___ Data entries ___
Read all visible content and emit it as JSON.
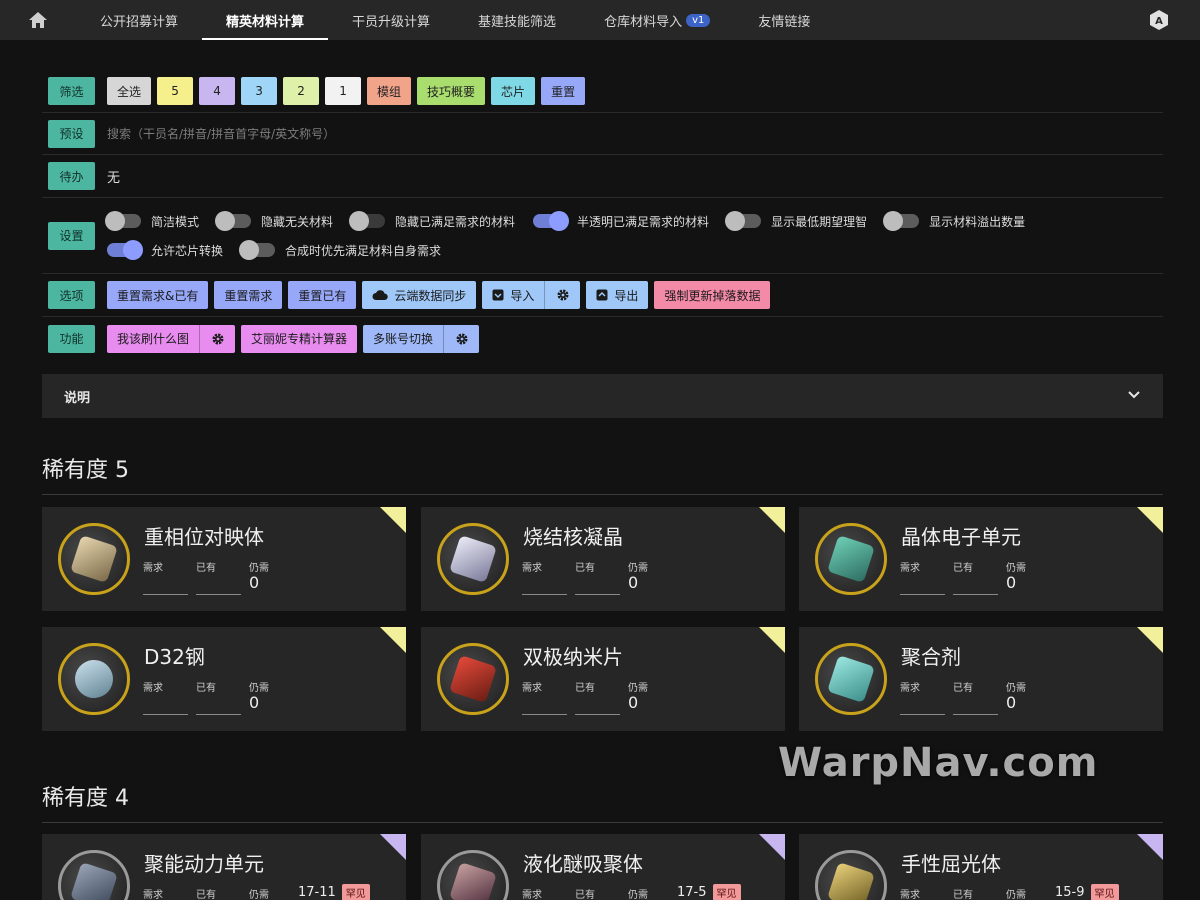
{
  "nav": {
    "tabs": [
      {
        "label": "公开招募计算"
      },
      {
        "label": "精英材料计算",
        "active": true
      },
      {
        "label": "干员升级计算"
      },
      {
        "label": "基建技能筛选"
      },
      {
        "label": "仓库材料导入",
        "badge": "v1"
      },
      {
        "label": "友情链接"
      }
    ],
    "home_icon": "home-icon",
    "right_icon": "translate-icon"
  },
  "filter": {
    "label": "筛选",
    "chips": [
      {
        "label": "全选",
        "color": "#d6d6d6"
      },
      {
        "label": "5",
        "color": "#f5f08c"
      },
      {
        "label": "4",
        "color": "#c7b6f0"
      },
      {
        "label": "3",
        "color": "#9fd6f8"
      },
      {
        "label": "2",
        "color": "#dff0a8"
      },
      {
        "label": "1",
        "color": "#f2f2f2"
      },
      {
        "label": "模组",
        "color": "#f2a48a"
      },
      {
        "label": "技巧概要",
        "color": "#a9dd6e"
      },
      {
        "label": "芯片",
        "color": "#7fd8e6"
      },
      {
        "label": "重置",
        "color": "#97a8f8"
      }
    ]
  },
  "preset": {
    "label": "预设",
    "placeholder": "搜索（干员名/拼音/拼音首字母/英文称号）"
  },
  "todo": {
    "label": "待办",
    "value": "无"
  },
  "settings": {
    "label": "设置",
    "toggles": [
      {
        "label": "简洁模式",
        "on": false
      },
      {
        "label": "隐藏无关材料",
        "on": false
      },
      {
        "label": "隐藏已满足需求的材料",
        "on": false
      },
      {
        "label": "半透明已满足需求的材料",
        "on": true
      },
      {
        "label": "显示最低期望理智",
        "on": false
      },
      {
        "label": "显示材料溢出数量",
        "on": false
      },
      {
        "label": "允许芯片转换",
        "on": true
      },
      {
        "label": "合成时优先满足材料自身需求",
        "on": false
      }
    ]
  },
  "options": {
    "label": "选项",
    "reset_all": "重置需求&已有",
    "reset_need": "重置需求",
    "reset_have": "重置已有",
    "cloud_sync": "云端数据同步",
    "import": "导入",
    "export": "导出",
    "force_update": "强制更新掉落数据",
    "colors": {
      "blue": "#97a8f8",
      "light_blue": "#9fc8f8",
      "pink": "#f38aa8"
    }
  },
  "functions": {
    "label": "功能",
    "what_to_farm": "我该刷什么图",
    "alienni_calc": "艾丽妮专精计算器",
    "multi_account": "多账号切换",
    "colors": {
      "magenta": "#e98cf0",
      "blue": "#9fb8f8"
    }
  },
  "explain": {
    "label": "说明"
  },
  "field_labels": {
    "need": "需求",
    "have": "已有",
    "still": "仍需"
  },
  "rarity5": {
    "title": "稀有度 5",
    "items": [
      {
        "name": "重相位对映体",
        "still": "0"
      },
      {
        "name": "烧结核凝晶",
        "still": "0"
      },
      {
        "name": "晶体电子单元",
        "still": "0"
      },
      {
        "name": "D32钢",
        "still": "0"
      },
      {
        "name": "双极纳米片",
        "still": "0"
      },
      {
        "name": "聚合剂",
        "still": "0"
      }
    ]
  },
  "rarity4": {
    "title": "稀有度 4",
    "items": [
      {
        "name": "聚能动力单元",
        "time": "17-11",
        "tag": "罕见"
      },
      {
        "name": "液化醚吸聚体",
        "time": "17-5",
        "tag": "罕见"
      },
      {
        "name": "手性屈光体",
        "time": "15-9",
        "tag": "罕见"
      }
    ]
  },
  "watermark": "WarpNav.com"
}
___
What this task involves: Only the number is wanted: how many lines in the entries above contain the word "name"?

In response: 9